:: Extracted data
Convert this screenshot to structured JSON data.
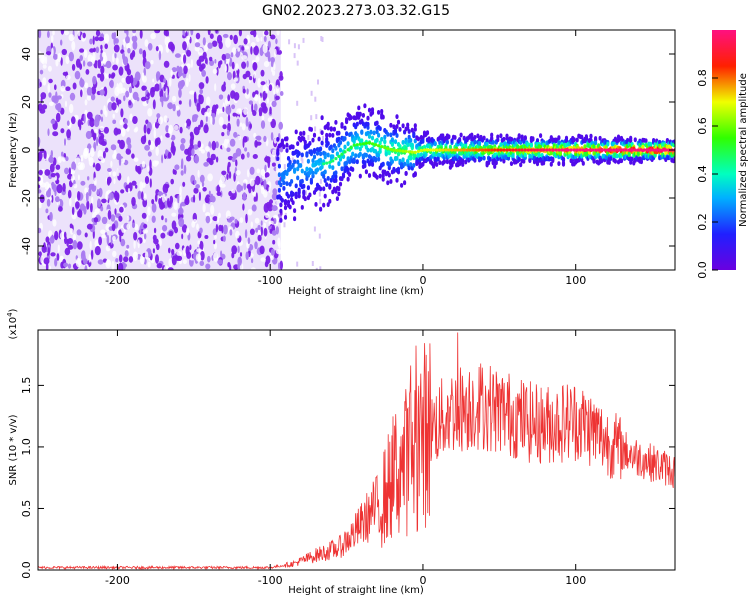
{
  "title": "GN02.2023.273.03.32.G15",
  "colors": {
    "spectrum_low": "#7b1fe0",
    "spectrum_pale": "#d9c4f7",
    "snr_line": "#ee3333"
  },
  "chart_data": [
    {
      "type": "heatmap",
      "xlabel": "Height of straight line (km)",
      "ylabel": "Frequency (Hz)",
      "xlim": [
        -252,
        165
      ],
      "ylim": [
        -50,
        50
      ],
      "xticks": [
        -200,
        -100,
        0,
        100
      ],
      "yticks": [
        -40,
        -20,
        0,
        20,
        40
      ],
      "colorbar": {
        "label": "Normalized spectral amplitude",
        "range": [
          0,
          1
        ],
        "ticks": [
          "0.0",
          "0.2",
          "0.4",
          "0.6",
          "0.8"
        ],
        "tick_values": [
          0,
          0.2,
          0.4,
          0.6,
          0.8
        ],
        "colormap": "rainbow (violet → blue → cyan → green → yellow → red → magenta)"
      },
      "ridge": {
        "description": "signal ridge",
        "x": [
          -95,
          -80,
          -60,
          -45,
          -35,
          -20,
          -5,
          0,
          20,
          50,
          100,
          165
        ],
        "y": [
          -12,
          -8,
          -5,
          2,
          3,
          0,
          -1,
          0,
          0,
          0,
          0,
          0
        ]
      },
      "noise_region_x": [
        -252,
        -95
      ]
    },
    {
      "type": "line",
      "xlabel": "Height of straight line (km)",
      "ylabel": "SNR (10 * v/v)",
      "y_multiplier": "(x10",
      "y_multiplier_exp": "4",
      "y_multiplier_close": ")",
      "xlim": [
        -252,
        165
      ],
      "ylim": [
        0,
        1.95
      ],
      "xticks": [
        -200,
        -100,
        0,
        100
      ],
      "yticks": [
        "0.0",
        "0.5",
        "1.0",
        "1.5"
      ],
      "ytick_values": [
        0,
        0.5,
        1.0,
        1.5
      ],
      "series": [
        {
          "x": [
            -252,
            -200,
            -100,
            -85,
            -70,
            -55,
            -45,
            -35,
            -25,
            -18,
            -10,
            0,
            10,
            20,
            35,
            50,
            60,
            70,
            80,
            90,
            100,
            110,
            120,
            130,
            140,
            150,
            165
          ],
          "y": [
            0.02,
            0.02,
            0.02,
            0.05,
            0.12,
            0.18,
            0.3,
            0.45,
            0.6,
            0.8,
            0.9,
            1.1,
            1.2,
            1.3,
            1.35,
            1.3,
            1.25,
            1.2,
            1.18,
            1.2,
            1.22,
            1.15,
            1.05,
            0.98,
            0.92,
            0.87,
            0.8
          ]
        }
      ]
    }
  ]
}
::::
:: Extracted data
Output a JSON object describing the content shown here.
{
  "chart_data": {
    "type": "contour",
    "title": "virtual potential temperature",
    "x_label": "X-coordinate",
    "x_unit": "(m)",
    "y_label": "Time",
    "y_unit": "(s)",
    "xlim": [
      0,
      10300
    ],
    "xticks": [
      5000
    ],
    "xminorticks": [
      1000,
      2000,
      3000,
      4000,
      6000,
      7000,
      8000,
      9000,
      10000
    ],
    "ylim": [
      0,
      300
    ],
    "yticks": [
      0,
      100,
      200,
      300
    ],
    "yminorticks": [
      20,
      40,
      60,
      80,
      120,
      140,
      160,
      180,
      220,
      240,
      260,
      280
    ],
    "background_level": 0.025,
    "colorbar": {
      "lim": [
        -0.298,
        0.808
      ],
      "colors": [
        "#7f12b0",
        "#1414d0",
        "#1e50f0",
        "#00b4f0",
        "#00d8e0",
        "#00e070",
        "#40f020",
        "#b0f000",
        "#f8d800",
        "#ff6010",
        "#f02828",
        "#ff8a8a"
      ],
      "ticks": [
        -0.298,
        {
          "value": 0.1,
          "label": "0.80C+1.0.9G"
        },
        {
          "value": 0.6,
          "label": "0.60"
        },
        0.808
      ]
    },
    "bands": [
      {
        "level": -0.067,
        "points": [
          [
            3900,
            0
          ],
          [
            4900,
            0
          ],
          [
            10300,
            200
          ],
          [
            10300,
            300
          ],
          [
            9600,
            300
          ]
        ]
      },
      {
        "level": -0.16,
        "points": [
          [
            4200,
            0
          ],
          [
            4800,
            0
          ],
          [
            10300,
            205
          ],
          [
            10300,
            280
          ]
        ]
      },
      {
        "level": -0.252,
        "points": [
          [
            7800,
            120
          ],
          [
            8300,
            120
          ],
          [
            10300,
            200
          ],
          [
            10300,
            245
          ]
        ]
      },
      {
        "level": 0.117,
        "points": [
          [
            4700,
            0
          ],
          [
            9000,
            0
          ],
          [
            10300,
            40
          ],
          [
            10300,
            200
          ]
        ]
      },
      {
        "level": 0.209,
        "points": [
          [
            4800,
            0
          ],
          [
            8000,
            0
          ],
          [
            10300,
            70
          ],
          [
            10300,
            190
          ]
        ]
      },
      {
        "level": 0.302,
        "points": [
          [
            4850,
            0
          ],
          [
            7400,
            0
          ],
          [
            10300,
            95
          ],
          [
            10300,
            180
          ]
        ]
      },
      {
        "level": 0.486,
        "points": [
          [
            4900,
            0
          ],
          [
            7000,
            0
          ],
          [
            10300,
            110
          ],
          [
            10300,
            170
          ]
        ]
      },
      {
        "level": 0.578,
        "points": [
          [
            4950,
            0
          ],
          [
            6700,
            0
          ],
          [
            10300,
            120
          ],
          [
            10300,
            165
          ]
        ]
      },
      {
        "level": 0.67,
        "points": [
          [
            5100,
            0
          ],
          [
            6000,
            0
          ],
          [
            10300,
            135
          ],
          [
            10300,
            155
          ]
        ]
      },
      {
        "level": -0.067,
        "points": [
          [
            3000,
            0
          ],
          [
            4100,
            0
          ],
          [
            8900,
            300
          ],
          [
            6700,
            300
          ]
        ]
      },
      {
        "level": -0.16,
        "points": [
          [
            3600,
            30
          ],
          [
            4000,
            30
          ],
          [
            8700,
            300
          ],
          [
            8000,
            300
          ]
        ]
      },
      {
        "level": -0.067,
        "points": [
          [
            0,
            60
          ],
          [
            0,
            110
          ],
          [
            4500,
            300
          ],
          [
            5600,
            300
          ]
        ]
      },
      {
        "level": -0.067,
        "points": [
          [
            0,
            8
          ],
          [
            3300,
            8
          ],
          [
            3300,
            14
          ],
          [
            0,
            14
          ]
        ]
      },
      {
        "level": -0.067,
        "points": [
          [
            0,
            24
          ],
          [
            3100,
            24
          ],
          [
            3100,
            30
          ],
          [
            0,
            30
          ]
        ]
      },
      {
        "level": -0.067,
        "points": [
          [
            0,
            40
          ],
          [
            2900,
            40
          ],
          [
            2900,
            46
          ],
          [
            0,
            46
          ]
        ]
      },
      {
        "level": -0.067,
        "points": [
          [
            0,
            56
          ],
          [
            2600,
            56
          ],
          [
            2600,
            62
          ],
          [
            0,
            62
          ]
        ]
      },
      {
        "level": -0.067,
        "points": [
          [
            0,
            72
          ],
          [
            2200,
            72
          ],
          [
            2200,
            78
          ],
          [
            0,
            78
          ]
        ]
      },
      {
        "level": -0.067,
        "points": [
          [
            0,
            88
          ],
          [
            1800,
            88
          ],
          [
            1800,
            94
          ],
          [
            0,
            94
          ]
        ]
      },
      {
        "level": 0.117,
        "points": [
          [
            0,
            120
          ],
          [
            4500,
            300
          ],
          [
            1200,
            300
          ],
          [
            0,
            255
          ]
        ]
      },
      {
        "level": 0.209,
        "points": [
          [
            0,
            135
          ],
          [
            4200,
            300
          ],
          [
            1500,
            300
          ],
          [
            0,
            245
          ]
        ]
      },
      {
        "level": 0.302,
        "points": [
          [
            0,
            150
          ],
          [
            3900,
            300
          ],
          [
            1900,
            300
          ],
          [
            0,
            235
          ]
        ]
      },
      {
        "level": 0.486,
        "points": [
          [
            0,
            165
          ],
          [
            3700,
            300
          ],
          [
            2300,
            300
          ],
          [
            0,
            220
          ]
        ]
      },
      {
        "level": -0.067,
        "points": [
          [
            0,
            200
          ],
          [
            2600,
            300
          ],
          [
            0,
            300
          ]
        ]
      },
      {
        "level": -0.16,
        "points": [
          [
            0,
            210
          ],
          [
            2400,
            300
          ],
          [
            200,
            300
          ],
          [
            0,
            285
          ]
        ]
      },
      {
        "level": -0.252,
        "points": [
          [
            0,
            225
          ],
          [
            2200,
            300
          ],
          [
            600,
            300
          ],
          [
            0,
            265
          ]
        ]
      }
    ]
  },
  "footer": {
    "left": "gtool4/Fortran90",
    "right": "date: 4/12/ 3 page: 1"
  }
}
::::
:: Extracted data
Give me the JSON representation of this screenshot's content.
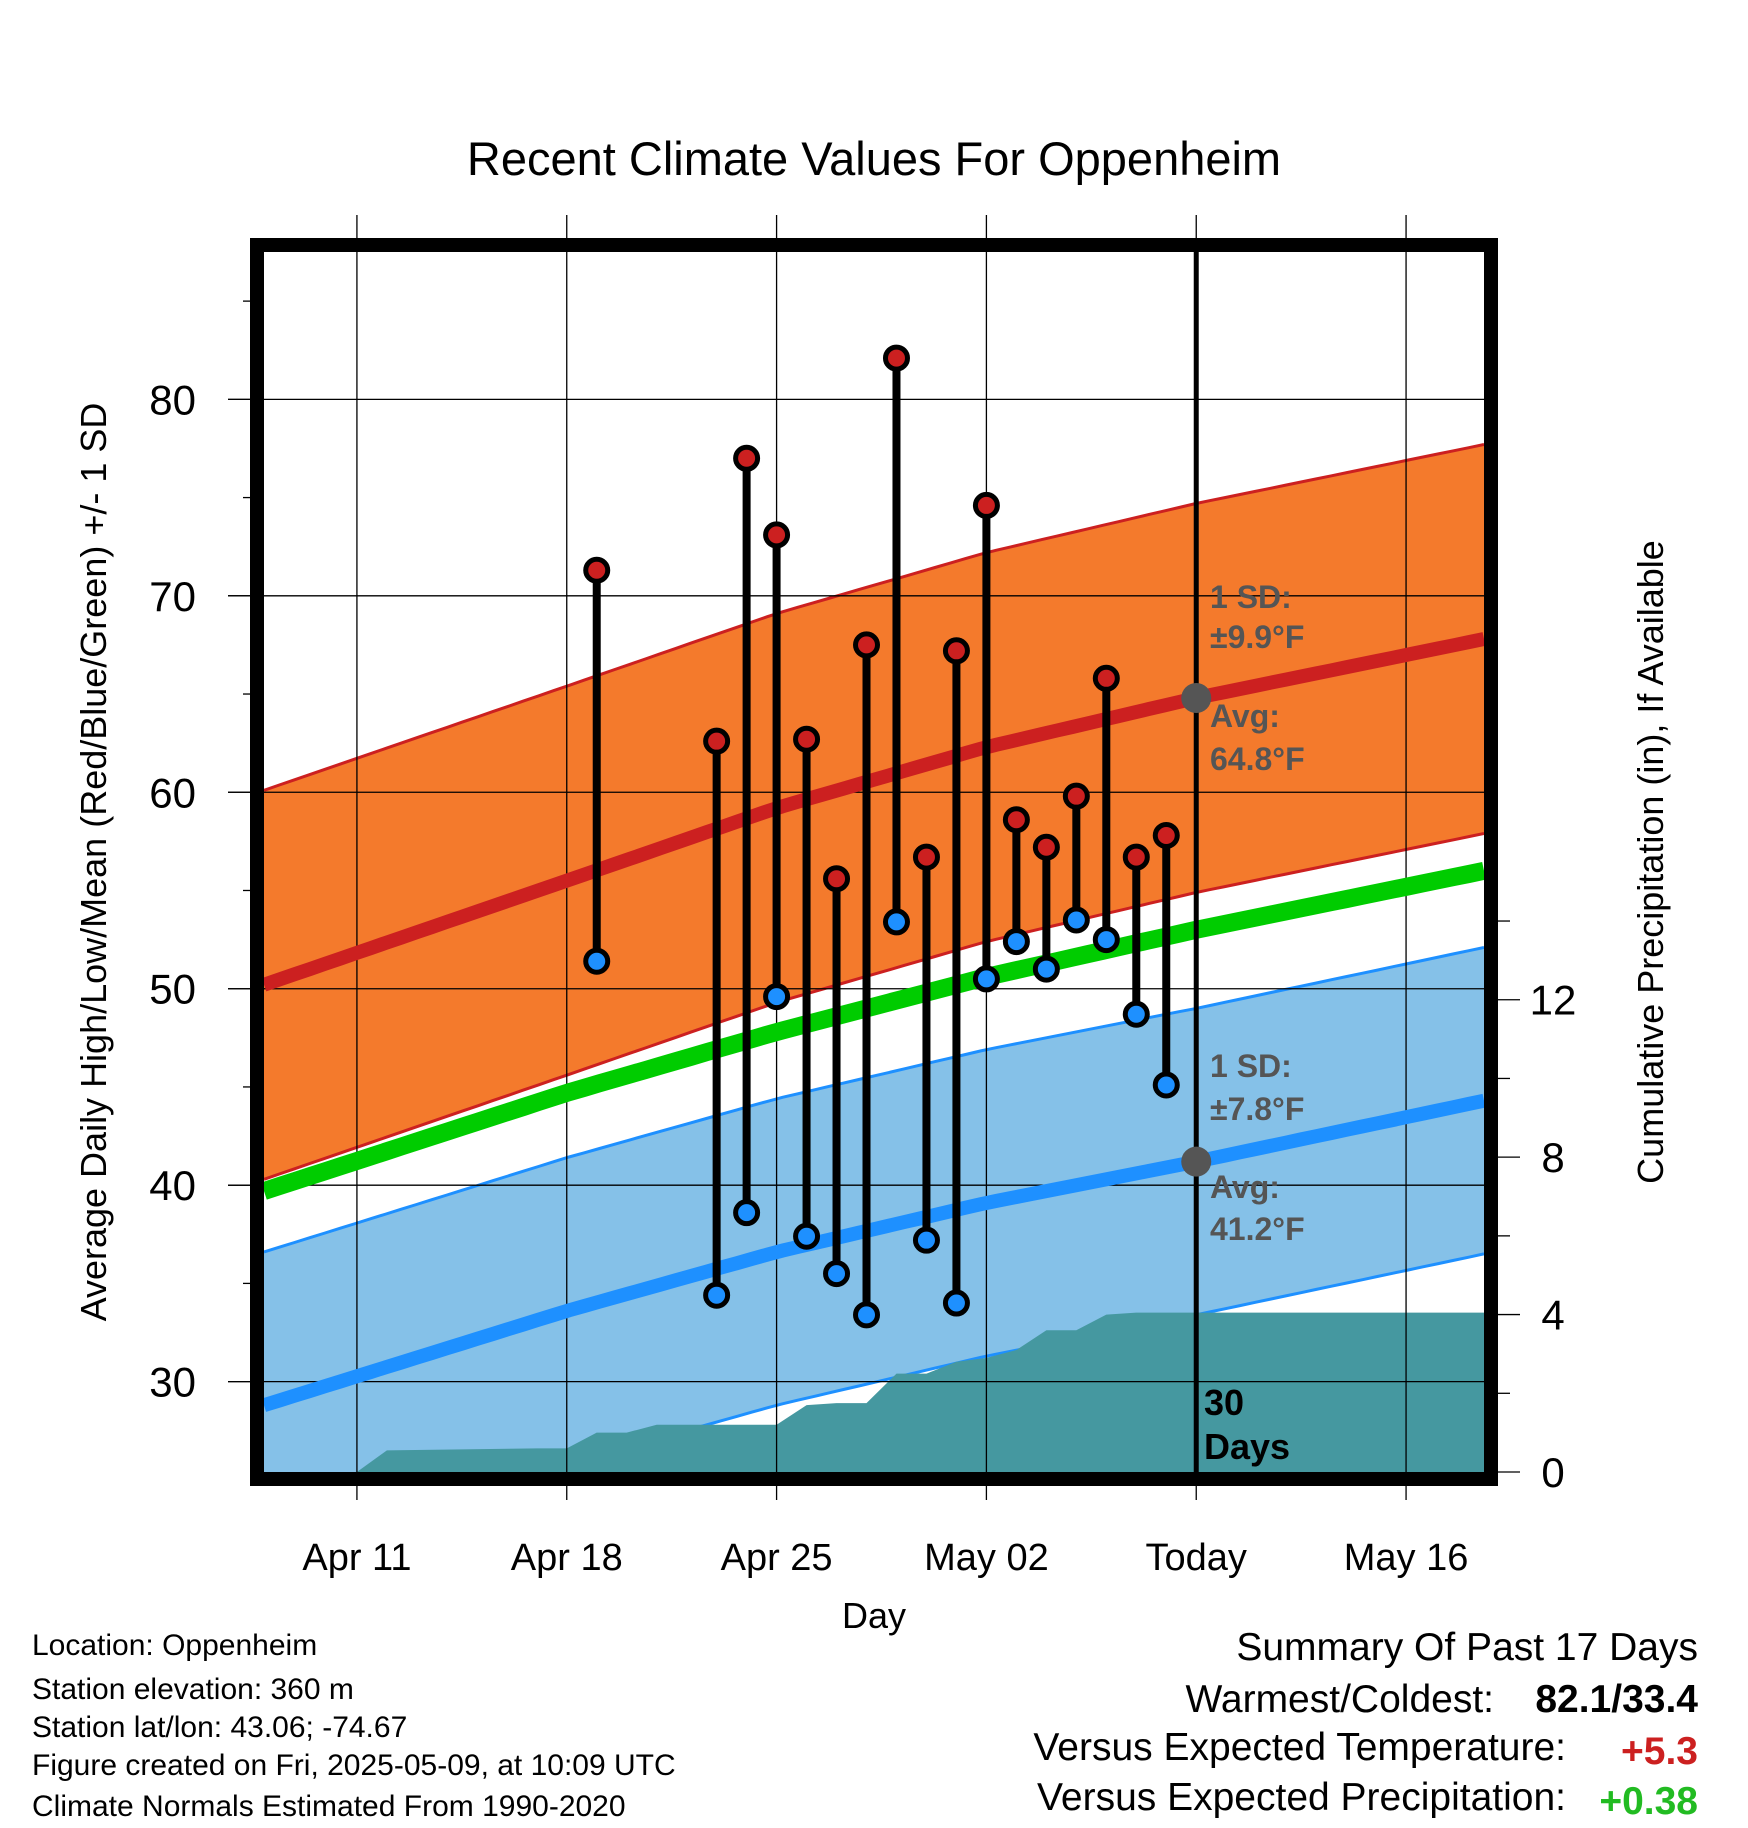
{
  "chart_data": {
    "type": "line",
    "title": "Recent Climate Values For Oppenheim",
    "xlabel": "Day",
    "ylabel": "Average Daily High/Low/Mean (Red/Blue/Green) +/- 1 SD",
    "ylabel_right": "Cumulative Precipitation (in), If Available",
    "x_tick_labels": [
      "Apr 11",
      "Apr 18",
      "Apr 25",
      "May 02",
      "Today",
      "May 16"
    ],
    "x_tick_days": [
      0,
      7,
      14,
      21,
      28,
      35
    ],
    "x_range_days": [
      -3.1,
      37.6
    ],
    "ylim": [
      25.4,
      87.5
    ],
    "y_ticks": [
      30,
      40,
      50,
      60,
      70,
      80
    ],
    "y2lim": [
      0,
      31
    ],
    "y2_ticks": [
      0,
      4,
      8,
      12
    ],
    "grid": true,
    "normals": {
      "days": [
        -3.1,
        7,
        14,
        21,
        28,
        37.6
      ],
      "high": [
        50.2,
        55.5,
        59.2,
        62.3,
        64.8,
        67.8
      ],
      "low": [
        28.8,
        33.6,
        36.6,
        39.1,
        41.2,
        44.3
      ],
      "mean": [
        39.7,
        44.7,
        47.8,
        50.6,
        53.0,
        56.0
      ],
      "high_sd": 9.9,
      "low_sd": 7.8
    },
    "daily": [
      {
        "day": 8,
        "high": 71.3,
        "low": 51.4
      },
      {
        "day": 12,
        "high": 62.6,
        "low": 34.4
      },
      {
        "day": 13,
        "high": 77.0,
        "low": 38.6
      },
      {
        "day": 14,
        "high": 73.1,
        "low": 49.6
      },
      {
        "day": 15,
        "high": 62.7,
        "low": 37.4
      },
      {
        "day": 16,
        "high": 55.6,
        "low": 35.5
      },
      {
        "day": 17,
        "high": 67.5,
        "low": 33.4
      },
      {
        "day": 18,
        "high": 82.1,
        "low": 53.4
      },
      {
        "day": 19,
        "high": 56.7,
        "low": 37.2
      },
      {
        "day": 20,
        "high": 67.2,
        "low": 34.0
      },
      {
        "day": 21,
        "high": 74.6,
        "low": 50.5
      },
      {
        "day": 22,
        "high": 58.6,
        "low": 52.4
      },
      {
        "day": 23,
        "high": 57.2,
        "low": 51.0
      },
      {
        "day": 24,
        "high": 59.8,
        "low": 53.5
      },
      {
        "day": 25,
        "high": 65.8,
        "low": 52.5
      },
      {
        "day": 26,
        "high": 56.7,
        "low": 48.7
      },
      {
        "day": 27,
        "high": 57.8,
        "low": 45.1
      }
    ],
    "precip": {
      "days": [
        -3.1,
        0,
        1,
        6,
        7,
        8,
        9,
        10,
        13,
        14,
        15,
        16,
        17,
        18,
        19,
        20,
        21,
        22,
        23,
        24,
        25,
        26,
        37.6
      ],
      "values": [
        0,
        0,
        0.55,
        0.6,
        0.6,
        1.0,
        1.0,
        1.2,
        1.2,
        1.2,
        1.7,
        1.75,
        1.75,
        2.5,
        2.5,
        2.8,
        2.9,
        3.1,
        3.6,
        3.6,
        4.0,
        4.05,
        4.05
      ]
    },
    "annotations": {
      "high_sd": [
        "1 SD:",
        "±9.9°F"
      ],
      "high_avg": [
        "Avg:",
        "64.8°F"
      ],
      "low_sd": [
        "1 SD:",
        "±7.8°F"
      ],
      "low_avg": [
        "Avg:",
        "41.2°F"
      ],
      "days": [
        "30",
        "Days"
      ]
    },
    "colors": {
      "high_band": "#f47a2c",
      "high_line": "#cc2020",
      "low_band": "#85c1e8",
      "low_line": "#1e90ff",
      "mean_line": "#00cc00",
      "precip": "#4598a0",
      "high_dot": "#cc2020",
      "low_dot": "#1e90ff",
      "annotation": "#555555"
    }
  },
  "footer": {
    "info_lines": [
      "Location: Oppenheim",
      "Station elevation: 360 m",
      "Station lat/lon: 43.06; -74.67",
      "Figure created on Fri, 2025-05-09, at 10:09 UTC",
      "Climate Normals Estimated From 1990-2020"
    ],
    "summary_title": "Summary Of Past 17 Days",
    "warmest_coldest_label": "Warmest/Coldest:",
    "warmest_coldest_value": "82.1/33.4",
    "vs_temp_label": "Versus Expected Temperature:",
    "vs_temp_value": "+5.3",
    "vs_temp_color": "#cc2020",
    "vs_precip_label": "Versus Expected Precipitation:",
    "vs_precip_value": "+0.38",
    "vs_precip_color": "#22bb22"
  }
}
::::
**Task requirements**
Lines that include the word "Climate" are to be extracted from the data above.

**Full response**
    "title": "Recent Climate Values For Oppenheim",
      "Climate Normals Estimated From 1990-2020"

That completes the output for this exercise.